WORK TO DO –
Collect all lines from the listing that include the string "screenshot".

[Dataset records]
# # # # # # #
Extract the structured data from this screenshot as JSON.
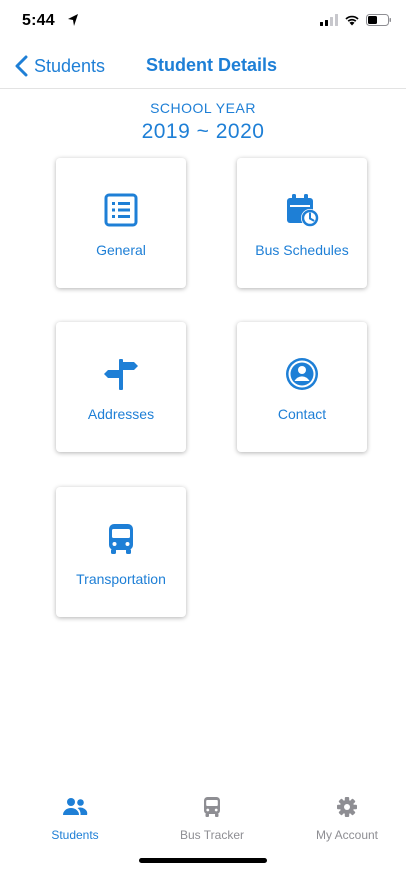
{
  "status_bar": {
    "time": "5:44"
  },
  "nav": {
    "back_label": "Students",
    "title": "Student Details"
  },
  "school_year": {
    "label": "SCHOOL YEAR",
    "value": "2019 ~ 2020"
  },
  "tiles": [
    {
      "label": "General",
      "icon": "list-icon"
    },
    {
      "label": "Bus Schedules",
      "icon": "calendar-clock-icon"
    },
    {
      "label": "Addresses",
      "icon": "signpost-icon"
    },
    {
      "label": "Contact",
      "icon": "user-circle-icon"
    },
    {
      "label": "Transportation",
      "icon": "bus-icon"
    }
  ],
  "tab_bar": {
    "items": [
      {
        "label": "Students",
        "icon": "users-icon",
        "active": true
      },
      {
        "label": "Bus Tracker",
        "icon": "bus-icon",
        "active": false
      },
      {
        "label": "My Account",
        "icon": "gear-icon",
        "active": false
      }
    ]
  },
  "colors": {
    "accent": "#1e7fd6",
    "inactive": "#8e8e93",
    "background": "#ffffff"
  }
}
# # # # # # #
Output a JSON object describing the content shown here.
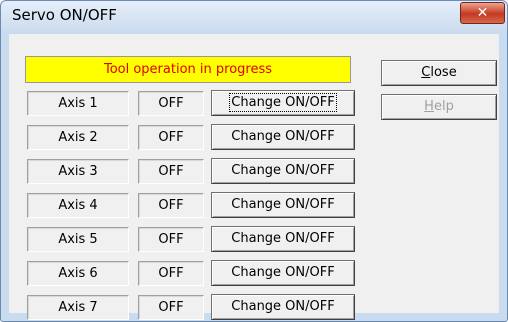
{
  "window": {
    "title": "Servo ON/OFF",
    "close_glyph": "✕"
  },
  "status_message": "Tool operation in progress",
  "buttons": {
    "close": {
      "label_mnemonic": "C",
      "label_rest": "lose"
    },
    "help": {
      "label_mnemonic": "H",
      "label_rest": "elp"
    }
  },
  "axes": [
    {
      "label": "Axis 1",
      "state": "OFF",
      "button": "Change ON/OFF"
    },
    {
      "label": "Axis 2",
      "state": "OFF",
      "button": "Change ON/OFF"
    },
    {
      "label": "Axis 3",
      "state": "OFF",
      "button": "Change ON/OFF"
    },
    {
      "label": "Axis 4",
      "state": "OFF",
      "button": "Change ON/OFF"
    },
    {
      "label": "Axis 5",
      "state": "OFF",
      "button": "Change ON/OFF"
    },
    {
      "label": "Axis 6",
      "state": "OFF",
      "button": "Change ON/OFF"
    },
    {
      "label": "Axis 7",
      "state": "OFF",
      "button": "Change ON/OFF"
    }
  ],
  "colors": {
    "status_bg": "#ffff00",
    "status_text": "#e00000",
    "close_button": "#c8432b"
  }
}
# # # # # # #
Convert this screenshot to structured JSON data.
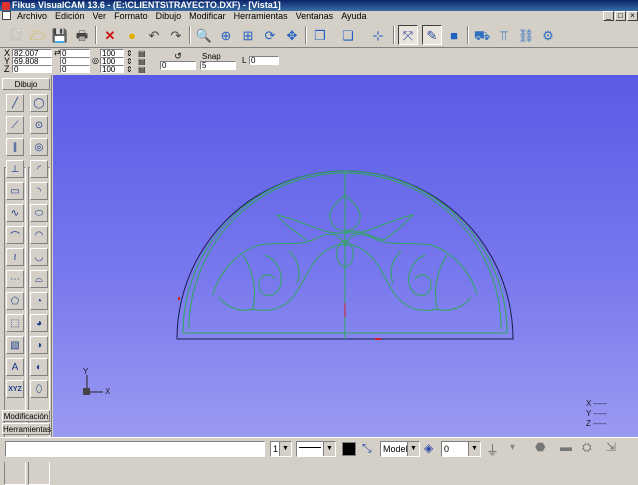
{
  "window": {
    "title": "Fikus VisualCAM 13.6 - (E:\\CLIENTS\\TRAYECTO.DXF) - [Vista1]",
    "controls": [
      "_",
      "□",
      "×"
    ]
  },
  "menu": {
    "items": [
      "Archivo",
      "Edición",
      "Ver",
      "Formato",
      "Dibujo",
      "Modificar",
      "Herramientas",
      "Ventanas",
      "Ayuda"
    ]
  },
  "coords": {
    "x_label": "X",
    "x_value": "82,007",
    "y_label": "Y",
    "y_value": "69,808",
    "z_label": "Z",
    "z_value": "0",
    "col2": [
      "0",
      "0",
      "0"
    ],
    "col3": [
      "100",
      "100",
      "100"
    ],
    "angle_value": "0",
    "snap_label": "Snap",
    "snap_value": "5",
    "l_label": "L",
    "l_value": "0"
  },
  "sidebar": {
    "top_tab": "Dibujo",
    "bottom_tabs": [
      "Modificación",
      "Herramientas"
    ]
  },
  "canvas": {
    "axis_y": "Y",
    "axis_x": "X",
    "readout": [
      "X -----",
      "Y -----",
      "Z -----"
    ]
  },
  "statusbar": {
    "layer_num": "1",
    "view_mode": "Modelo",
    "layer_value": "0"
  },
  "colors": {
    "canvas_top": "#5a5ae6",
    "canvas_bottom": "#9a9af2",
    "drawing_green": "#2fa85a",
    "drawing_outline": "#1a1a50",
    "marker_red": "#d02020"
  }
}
# # # # # # #
SOLUTION BELOW –
Extract the structured data from this screenshot as JSON.
Convert this screenshot to structured JSON data.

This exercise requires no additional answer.